Objective -
Check each line of the material below for "name". Report how many have it, with no other words.

☆ ☆ ☆ ☆ ☆

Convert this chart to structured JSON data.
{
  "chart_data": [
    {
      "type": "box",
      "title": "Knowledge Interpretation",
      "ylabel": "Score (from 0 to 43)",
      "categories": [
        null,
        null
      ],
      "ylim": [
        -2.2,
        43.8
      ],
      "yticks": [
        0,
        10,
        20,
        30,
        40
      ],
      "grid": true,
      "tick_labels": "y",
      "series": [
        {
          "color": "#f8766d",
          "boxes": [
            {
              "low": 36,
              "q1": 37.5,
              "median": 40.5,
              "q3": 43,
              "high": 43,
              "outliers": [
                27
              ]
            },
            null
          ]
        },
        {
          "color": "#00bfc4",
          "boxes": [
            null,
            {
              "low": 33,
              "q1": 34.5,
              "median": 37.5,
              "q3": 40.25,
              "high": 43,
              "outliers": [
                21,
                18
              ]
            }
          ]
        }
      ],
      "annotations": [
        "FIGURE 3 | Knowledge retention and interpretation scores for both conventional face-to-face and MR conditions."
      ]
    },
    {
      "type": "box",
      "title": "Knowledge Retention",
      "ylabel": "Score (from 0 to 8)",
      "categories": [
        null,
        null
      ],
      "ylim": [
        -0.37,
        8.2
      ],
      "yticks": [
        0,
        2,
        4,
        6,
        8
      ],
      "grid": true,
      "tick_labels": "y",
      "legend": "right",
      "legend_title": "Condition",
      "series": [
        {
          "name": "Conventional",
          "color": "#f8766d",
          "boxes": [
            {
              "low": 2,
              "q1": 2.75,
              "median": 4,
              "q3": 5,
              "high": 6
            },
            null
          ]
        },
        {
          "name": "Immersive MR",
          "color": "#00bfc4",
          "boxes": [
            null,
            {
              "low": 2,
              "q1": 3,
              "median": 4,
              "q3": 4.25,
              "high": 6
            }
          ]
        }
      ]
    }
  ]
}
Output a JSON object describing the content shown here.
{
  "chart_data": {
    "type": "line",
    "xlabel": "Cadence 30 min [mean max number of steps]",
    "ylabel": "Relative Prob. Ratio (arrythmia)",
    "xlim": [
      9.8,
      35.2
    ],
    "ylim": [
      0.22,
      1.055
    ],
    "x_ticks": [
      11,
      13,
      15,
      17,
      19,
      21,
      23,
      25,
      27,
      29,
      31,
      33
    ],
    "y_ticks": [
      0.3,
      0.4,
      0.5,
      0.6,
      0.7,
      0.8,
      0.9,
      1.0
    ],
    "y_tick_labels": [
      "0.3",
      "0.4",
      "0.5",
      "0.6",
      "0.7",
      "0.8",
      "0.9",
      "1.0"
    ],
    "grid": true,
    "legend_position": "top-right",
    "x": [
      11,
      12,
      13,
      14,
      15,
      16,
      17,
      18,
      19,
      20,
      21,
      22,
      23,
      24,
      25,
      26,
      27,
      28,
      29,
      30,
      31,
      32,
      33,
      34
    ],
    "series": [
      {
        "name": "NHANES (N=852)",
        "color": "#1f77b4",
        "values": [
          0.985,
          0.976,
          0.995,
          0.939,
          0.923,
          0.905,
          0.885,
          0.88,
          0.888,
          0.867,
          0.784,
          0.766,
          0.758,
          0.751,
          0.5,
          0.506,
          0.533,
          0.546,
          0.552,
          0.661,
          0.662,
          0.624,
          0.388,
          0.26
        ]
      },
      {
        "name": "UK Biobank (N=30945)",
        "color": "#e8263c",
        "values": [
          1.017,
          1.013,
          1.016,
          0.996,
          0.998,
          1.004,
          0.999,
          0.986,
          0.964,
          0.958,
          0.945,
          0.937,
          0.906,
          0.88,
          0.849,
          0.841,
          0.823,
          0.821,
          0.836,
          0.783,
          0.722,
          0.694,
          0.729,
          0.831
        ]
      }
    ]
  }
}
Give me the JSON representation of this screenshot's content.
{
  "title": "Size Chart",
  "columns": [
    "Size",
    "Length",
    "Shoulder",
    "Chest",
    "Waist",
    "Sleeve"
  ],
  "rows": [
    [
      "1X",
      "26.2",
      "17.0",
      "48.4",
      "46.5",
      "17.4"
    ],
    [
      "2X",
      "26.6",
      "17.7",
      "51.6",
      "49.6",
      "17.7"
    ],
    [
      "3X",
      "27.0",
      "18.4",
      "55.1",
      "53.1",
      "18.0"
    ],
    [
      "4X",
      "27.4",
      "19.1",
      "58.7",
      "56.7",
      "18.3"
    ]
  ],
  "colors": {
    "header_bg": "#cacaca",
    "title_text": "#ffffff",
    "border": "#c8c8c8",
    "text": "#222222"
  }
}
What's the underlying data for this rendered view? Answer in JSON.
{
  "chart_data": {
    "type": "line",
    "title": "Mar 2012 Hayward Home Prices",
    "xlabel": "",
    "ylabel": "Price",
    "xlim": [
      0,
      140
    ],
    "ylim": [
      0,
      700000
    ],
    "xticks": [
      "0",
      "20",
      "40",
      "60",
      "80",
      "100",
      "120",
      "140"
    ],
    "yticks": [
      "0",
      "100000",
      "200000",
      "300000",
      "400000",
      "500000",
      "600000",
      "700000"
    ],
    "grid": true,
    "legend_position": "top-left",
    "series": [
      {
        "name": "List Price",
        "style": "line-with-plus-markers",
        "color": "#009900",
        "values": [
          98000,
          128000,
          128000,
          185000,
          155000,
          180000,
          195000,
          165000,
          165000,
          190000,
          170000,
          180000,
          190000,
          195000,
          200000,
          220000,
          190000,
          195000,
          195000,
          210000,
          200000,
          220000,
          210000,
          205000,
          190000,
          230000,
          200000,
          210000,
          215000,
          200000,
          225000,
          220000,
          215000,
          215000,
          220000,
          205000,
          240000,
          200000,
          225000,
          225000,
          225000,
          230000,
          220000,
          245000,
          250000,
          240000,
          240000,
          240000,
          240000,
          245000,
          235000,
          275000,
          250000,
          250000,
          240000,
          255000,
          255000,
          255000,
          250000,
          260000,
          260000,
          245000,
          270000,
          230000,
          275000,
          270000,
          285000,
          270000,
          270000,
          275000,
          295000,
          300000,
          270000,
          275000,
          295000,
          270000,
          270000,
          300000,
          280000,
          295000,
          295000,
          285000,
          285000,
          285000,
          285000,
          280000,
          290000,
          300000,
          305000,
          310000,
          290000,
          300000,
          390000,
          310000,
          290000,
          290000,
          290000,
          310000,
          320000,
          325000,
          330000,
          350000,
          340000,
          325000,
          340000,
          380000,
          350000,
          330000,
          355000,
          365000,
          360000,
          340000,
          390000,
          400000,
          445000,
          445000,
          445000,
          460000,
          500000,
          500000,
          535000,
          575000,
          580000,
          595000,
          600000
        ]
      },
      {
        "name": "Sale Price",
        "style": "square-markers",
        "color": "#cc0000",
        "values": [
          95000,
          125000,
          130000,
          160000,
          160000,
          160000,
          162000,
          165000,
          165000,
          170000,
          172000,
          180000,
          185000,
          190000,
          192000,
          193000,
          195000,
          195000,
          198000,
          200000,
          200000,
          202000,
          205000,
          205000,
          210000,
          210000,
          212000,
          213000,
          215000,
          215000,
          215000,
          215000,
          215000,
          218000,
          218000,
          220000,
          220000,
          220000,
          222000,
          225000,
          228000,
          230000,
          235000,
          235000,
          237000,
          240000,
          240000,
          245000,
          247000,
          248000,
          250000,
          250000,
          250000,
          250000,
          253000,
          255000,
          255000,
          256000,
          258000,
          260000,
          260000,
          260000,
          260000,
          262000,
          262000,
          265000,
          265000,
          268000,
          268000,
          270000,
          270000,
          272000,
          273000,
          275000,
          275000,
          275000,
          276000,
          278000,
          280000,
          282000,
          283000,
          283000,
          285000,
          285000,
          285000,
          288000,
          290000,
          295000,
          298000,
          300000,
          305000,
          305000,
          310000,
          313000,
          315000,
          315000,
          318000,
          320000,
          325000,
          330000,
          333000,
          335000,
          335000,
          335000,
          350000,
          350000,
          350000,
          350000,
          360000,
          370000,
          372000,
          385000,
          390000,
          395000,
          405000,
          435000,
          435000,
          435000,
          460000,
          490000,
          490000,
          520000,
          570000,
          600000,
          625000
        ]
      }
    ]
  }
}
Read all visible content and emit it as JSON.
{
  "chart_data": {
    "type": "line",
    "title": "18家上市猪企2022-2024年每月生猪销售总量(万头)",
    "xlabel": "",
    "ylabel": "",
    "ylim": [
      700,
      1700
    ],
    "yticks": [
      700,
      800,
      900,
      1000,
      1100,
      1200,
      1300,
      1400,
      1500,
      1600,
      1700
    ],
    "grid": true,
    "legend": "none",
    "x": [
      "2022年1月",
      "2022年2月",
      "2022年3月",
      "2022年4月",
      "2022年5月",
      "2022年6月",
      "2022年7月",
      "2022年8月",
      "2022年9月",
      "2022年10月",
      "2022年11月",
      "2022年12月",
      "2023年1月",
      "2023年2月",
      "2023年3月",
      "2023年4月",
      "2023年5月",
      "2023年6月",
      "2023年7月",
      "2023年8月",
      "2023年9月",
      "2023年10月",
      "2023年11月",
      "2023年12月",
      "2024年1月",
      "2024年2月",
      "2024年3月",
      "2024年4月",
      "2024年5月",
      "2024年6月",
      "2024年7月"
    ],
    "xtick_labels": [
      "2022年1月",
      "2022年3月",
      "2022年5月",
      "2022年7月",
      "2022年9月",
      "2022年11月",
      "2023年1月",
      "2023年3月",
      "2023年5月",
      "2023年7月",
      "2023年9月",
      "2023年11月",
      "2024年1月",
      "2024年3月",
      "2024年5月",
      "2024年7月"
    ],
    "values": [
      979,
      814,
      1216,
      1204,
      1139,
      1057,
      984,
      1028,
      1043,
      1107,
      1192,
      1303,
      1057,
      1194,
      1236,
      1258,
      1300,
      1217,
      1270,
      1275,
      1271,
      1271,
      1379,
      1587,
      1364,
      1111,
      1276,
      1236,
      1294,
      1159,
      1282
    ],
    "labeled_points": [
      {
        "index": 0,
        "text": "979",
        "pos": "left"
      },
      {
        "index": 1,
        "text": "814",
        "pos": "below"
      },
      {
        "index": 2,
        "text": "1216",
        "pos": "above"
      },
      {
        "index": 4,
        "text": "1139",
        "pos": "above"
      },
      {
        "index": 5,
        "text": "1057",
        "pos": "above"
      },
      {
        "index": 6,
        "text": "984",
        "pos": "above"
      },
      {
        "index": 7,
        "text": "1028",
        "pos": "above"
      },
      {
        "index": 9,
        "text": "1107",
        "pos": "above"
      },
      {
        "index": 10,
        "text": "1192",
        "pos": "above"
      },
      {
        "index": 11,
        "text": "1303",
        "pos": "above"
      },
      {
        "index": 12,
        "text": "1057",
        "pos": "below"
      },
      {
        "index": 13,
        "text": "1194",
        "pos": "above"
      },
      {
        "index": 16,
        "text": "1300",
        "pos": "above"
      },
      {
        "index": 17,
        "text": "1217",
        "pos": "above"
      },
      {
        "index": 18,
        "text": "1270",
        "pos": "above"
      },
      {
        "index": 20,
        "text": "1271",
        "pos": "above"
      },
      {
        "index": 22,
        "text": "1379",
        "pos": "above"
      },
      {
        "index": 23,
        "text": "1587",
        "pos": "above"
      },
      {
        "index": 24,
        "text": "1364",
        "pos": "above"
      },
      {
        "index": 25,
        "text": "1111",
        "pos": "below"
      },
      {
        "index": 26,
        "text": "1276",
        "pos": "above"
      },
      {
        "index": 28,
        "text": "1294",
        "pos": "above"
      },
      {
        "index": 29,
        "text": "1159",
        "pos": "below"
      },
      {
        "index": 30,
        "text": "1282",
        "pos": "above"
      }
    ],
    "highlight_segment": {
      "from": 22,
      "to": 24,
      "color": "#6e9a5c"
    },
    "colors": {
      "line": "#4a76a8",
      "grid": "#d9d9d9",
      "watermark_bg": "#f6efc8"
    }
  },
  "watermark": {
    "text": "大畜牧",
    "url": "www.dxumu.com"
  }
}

☆ ☆ ☆ ☆ ☆

Task response -
6